**GIVEN REQUEST**.
Lines that include the word "reposTools" are the ones to copy.

begin MATERIAL FOR THIS EXERCISE

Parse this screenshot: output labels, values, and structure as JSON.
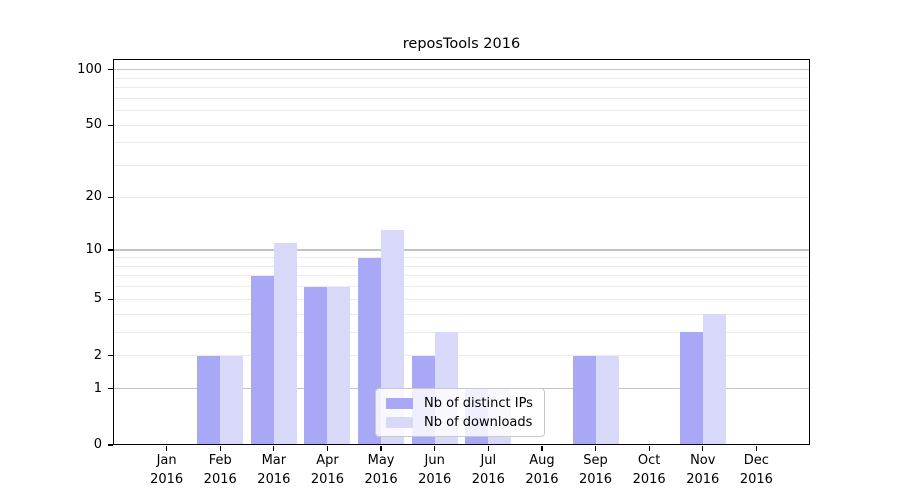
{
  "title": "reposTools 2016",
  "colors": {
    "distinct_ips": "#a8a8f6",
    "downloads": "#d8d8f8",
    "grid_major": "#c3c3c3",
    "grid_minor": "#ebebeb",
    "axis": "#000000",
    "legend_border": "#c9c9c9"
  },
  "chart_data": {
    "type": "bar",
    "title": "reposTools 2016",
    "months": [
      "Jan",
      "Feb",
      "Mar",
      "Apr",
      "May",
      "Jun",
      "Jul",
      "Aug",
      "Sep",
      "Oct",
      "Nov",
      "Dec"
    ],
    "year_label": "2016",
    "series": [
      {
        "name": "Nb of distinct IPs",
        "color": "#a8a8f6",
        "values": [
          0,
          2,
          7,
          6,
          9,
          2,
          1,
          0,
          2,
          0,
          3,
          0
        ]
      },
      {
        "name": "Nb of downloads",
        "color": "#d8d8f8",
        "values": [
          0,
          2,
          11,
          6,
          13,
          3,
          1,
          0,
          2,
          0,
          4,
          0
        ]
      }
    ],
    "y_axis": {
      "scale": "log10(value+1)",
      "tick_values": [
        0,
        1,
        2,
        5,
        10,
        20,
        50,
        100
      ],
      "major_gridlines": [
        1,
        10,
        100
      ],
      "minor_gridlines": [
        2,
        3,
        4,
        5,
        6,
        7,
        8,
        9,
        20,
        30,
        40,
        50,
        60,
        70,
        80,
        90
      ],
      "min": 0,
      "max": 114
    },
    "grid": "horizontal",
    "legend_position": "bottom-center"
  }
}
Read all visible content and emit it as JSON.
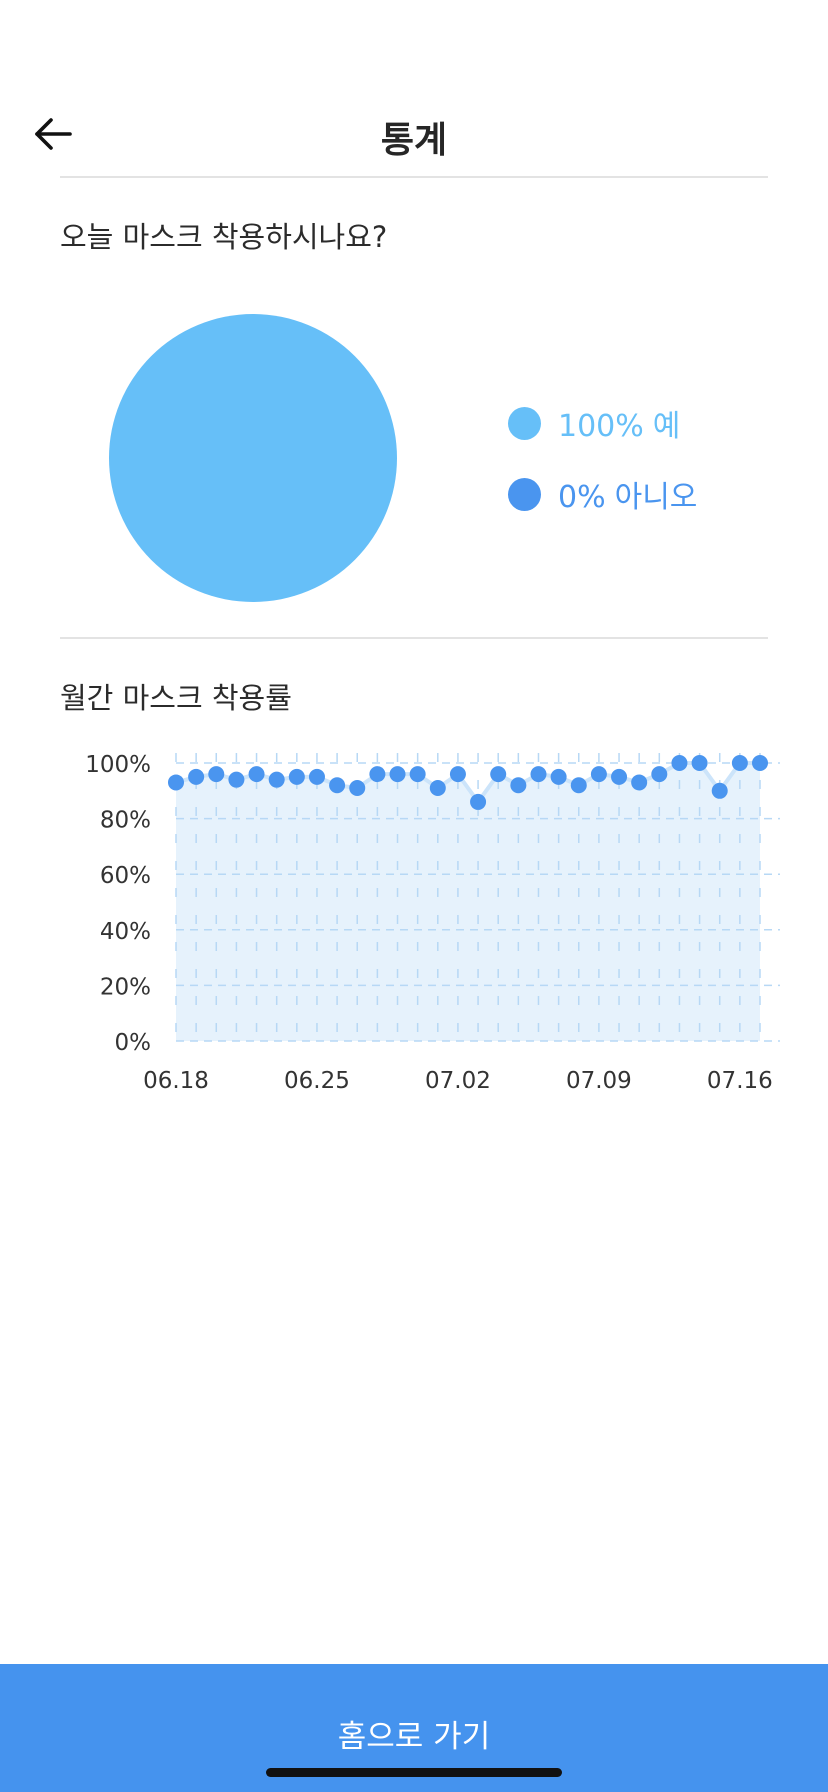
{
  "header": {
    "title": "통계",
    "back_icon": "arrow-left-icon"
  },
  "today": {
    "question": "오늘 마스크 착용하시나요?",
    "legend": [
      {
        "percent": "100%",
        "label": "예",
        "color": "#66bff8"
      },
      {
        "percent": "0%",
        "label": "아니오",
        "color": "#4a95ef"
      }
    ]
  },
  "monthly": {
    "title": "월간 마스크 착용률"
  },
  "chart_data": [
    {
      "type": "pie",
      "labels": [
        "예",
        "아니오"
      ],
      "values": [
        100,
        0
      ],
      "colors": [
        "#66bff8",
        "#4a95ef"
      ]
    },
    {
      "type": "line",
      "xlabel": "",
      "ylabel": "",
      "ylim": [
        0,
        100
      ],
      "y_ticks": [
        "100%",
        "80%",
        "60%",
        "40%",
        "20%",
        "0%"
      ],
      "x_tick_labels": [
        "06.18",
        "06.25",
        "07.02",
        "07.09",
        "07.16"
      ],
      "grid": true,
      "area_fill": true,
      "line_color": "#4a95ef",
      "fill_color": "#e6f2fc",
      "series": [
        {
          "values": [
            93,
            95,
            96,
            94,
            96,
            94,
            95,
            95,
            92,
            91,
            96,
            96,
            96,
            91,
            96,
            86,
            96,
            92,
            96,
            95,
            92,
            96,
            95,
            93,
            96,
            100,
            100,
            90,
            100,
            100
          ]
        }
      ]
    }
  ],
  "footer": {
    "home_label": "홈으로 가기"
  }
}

end MATERIAL FOR THIS EXERCISE

**SOLUTION TO THIS EXERCISE**.
  "title": "reposTools 2016",
    "title": "reposTools 2016",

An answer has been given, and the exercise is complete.